Directions for this task: Copy the lines word for word, beginning with the line that contains "Patent image size: (957, 892)." and continuing through the end of the entries. Leave out the pictures.
-- start of Data to process --
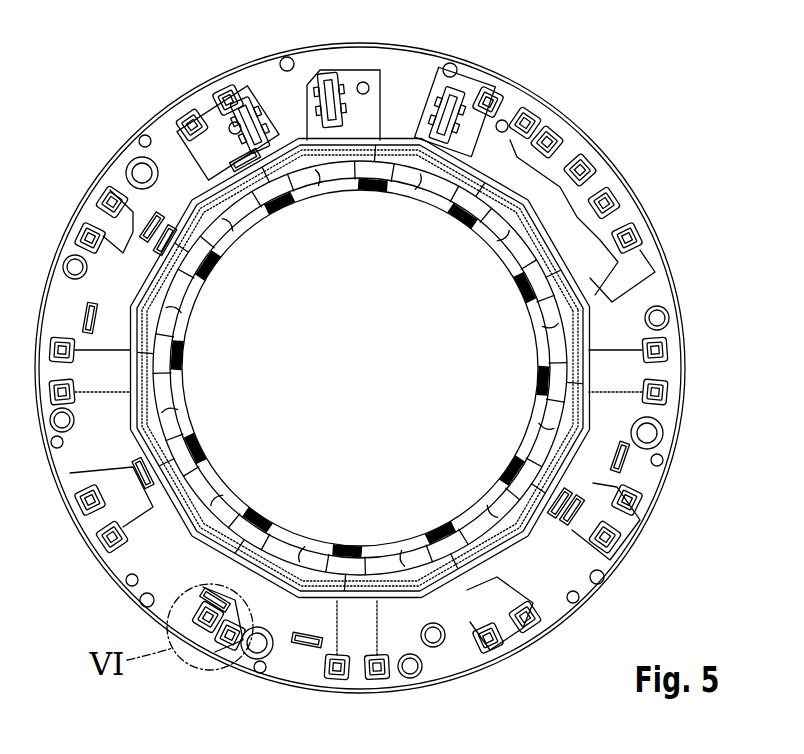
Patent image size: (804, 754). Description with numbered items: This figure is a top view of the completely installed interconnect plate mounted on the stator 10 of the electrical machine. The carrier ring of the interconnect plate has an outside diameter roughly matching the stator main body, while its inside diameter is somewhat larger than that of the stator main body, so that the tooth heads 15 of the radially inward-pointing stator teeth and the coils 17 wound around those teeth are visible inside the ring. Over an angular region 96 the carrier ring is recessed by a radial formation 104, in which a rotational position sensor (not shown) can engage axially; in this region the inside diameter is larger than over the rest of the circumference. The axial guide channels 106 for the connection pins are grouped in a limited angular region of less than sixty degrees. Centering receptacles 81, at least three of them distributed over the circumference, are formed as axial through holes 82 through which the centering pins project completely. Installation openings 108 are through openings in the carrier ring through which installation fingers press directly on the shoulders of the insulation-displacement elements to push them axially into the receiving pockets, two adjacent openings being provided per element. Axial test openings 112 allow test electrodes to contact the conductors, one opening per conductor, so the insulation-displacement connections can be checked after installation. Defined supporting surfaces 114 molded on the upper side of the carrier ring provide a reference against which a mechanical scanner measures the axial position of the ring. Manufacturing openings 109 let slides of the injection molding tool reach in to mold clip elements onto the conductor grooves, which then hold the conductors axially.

The stator 10 is at (639, 63).
The tooth head 15 is at (360, 368).
The coil 17 is at (360, 368).
The centering receptacle 81 is at (412, 398).
The axial through hole 82 is at (394, 408).
The angular region 96 is at (499, 234).
The radial formation 104 is at (409, 124).
The axial guide channel 106 is at (347, 85).
The installation opening 108 is at (367, 439).
The manufacturing opening 109 is at (80, 480).
The axial test opening 112 is at (362, 70).
The supporting surface 114 is at (398, 421).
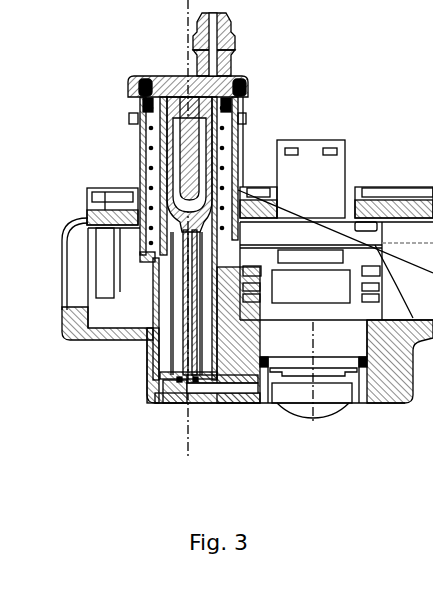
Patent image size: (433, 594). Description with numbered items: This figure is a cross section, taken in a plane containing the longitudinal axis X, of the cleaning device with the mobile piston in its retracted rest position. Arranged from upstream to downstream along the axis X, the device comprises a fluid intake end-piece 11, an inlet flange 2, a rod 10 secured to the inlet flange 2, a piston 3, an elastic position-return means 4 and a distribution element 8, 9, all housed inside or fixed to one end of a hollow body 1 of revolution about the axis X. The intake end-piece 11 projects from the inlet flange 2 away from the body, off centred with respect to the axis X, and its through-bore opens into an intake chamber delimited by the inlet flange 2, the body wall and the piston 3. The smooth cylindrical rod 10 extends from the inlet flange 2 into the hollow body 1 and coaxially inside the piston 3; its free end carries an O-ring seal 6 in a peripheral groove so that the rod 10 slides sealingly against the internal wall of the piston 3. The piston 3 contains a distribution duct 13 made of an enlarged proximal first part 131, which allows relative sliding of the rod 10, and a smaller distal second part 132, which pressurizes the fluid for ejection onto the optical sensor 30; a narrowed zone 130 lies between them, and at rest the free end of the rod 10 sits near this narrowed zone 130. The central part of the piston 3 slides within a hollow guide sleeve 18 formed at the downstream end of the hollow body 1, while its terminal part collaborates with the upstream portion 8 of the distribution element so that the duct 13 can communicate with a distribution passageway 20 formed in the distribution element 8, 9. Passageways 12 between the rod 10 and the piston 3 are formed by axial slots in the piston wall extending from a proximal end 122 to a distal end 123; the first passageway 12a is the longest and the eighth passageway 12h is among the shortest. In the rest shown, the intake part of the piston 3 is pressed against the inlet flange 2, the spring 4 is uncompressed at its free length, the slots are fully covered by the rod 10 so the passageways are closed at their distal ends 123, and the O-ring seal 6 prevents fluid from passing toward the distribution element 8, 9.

The hollow body 1 is at (245, 172).
The inlet flange 2 is at (128, 80).
The piston 3 is at (140, 150).
The elastic position-return means 4 is at (137, 173).
The O-ring seal 6 is at (140, 196).
The upstream portion of the distribution element 8 is at (172, 403).
The distribution element 9 is at (175, 391).
The rod 10 is at (137, 123).
The fluid intake end-piece 11 is at (231, 45).
The passageways 12 is at (157, 83).
The eighth passageway 12h is at (148, 105).
The first passageway 12a is at (238, 104).
The distribution duct 13 is at (177, 260).
The hollow guide sleeve 18 is at (177, 235).
The distribution passageway 20 is at (237, 403).
The optical sensor 30 is at (338, 420).
The proximal end 122 is at (240, 75).
The distal end 123 is at (240, 135).
The narrowed zone 130 is at (68, 232).
The proximal first part 131 is at (143, 163).
The distal second part 132 is at (177, 302).
The longitudinal axis X is at (188, 425).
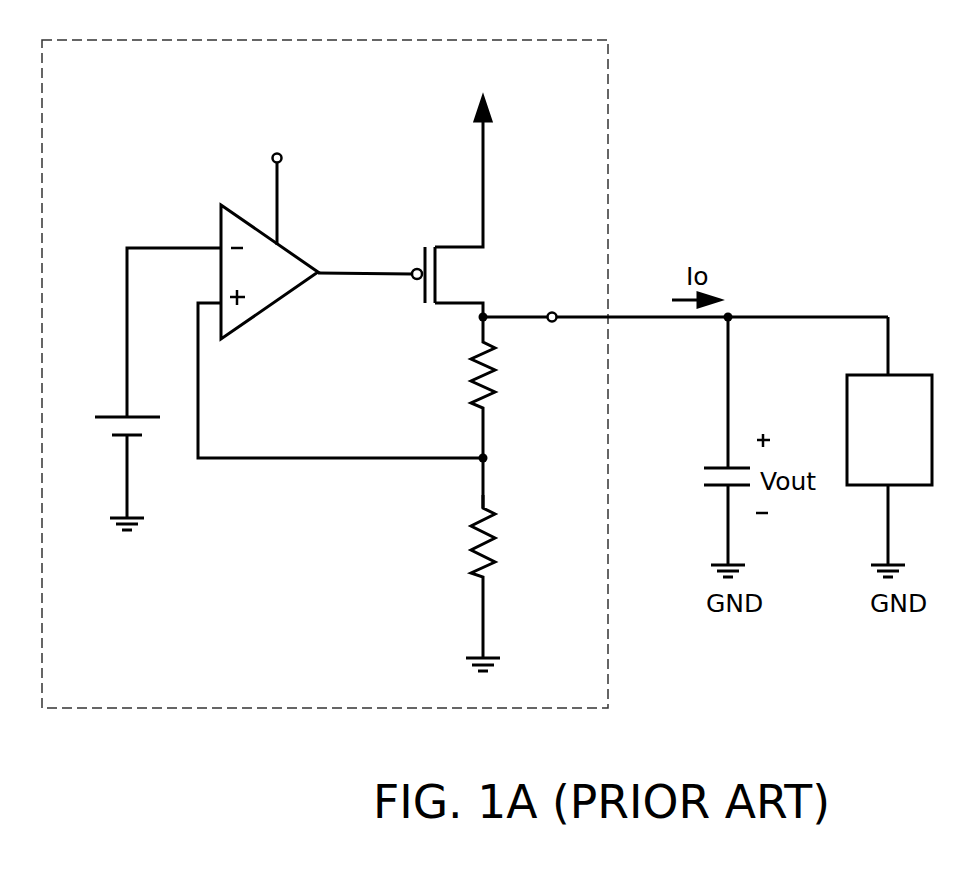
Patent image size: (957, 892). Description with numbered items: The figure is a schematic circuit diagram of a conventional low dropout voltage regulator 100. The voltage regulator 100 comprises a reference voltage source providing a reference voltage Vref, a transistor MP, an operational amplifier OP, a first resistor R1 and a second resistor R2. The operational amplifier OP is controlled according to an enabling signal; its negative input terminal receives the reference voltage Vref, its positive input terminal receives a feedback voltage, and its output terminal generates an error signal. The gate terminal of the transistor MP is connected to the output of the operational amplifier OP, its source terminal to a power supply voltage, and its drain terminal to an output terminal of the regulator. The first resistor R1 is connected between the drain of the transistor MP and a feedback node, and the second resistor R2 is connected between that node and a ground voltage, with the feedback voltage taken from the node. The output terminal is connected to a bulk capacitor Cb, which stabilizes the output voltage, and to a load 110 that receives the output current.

The voltage regulator 100 is at (108, 84).
The load 110 is at (858, 374).
The operational amplifier OP is at (269, 247).
The transistor MP is at (454, 276).
The first resistor R1 is at (462, 368).
The second resistor R2 is at (459, 542).
The bulk capacitor Cb is at (704, 441).
The reference voltage Vref is at (111, 403).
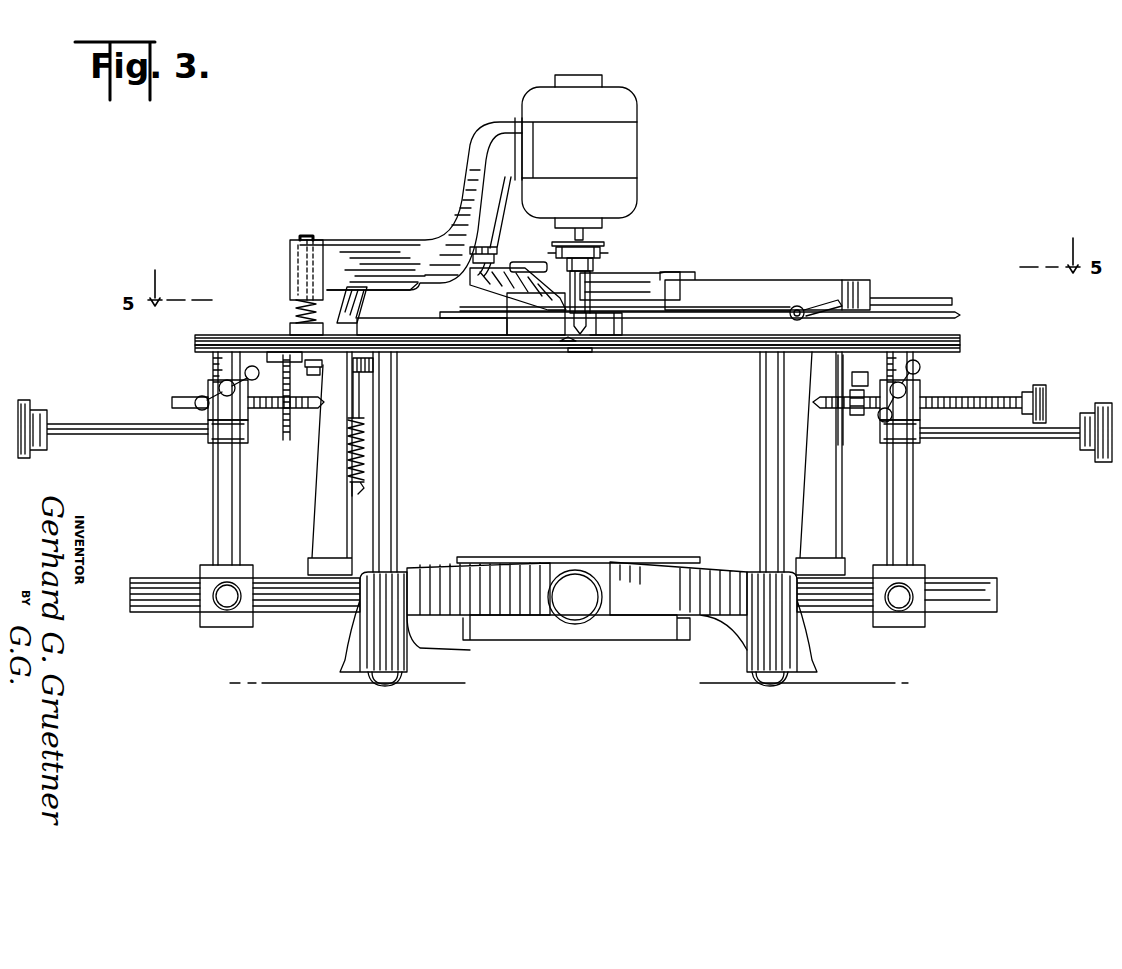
-- end of Data to process --
Correct response:
Patent image size: (957, 892). Description with numbered items: The figure is a schematic circuit diagram of a conventional low dropout voltage regulator 100. The voltage regulator 100 comprises a reference voltage source providing a reference voltage Vref, a transistor MP, an operational amplifier OP, a first resistor R1 and a second resistor R2. The operational amplifier OP is controlled according to an enabling signal; its negative input terminal receives the reference voltage Vref, its positive input terminal receives a feedback voltage, and its output terminal generates an error signal. The gate terminal of the transistor MP is connected to the output of the operational amplifier OP, its source terminal to a power supply voltage, and its drain terminal to an output terminal of the regulator. The first resistor R1 is connected between the drain of the transistor MP and a feedback node, and the second resistor R2 is connected between that node and a ground voltage, with the feedback voltage taken from the node. The output terminal is connected to a bulk capacitor Cb, which stabilizes the output voltage, and to a load 110 that receives the output current.

The voltage regulator 100 is at (108, 84).
The load 110 is at (858, 374).
The operational amplifier OP is at (269, 247).
The transistor MP is at (454, 276).
The first resistor R1 is at (462, 368).
The second resistor R2 is at (459, 542).
The bulk capacitor Cb is at (704, 441).
The reference voltage Vref is at (111, 403).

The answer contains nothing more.